Input data:
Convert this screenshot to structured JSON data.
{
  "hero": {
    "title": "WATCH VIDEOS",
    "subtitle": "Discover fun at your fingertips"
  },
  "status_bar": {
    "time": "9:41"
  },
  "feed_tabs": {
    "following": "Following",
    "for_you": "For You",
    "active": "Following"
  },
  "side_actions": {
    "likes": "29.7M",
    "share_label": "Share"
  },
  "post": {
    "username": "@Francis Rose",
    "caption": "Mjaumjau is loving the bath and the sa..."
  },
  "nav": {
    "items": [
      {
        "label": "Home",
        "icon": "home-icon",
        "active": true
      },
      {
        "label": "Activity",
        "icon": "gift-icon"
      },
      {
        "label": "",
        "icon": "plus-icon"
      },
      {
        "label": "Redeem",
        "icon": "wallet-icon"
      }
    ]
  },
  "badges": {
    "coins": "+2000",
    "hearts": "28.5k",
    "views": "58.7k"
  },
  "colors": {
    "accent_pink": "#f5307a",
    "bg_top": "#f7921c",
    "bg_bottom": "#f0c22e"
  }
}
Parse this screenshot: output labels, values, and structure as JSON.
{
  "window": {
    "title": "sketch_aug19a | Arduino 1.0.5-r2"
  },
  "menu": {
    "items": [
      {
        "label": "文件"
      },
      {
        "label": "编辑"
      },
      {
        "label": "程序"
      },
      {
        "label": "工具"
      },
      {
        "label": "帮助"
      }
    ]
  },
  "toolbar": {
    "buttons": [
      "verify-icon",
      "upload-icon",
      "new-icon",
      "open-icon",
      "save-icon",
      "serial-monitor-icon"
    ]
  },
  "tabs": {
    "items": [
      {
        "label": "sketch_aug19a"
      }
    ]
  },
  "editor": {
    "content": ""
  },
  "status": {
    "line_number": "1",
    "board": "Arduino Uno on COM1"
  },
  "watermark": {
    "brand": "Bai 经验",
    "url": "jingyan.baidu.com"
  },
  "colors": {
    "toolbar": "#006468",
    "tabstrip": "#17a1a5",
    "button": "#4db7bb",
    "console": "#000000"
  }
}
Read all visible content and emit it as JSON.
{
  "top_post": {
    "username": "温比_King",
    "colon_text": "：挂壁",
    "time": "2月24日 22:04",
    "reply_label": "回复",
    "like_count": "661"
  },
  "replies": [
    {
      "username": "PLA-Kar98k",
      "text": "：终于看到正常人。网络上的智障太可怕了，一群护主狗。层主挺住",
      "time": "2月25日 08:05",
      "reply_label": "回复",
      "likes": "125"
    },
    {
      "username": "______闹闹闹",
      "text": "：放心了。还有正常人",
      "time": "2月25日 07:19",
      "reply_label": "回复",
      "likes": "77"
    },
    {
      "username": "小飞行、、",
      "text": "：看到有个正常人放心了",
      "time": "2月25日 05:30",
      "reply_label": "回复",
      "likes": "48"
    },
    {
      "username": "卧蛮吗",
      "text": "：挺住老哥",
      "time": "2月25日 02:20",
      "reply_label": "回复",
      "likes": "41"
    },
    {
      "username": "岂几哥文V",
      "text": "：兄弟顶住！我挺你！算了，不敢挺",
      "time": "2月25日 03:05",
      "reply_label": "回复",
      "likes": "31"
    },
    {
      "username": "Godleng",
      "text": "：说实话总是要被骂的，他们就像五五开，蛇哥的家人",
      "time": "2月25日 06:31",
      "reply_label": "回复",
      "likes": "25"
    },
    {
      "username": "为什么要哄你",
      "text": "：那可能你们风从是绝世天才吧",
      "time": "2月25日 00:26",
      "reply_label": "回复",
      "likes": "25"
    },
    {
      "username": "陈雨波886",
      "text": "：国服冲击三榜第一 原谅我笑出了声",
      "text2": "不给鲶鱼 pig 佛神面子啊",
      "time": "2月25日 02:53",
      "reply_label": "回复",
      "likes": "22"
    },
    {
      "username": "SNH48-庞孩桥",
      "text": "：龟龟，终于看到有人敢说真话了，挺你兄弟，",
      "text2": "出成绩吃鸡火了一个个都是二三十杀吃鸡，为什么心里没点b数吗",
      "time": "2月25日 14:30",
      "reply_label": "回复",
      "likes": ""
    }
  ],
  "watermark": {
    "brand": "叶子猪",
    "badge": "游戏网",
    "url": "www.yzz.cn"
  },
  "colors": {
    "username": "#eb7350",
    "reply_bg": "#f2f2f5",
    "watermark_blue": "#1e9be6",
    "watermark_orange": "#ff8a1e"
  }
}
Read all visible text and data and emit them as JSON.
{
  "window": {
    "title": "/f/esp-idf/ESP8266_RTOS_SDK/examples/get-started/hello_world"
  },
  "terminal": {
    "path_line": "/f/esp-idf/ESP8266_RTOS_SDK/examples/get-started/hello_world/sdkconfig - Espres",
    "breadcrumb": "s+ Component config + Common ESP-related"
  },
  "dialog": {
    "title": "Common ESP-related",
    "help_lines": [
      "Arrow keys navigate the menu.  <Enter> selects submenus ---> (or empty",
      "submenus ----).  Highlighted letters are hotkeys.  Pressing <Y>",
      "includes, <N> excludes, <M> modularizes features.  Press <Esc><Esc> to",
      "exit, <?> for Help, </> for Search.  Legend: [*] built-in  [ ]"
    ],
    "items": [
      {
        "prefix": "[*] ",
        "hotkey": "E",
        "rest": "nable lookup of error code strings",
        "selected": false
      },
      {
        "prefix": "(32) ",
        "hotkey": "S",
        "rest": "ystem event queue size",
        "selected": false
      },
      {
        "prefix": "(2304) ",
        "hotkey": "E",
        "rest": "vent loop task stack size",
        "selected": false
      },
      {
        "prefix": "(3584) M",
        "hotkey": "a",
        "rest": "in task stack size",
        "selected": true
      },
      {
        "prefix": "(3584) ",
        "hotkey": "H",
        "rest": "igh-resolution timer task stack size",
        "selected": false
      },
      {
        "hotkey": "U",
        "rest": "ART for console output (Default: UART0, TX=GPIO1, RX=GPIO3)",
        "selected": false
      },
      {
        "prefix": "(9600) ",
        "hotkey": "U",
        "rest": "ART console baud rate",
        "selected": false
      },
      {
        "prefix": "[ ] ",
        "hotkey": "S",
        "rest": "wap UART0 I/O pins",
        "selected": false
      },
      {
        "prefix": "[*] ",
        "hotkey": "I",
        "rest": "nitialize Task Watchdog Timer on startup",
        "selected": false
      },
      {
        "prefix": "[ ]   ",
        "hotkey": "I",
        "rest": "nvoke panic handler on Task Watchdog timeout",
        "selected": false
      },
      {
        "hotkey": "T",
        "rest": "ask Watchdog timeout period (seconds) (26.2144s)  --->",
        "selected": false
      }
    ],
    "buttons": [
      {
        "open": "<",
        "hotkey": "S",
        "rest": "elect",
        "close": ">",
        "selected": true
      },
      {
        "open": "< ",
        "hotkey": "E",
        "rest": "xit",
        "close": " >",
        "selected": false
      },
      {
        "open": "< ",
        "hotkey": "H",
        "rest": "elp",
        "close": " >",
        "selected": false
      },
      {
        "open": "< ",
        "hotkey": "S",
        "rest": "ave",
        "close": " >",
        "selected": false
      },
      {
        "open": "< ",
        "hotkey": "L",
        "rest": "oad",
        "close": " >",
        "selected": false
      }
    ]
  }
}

The request: Determine how many lines above contain "size" as a word or string. Give the number alone.

Worked solution: 4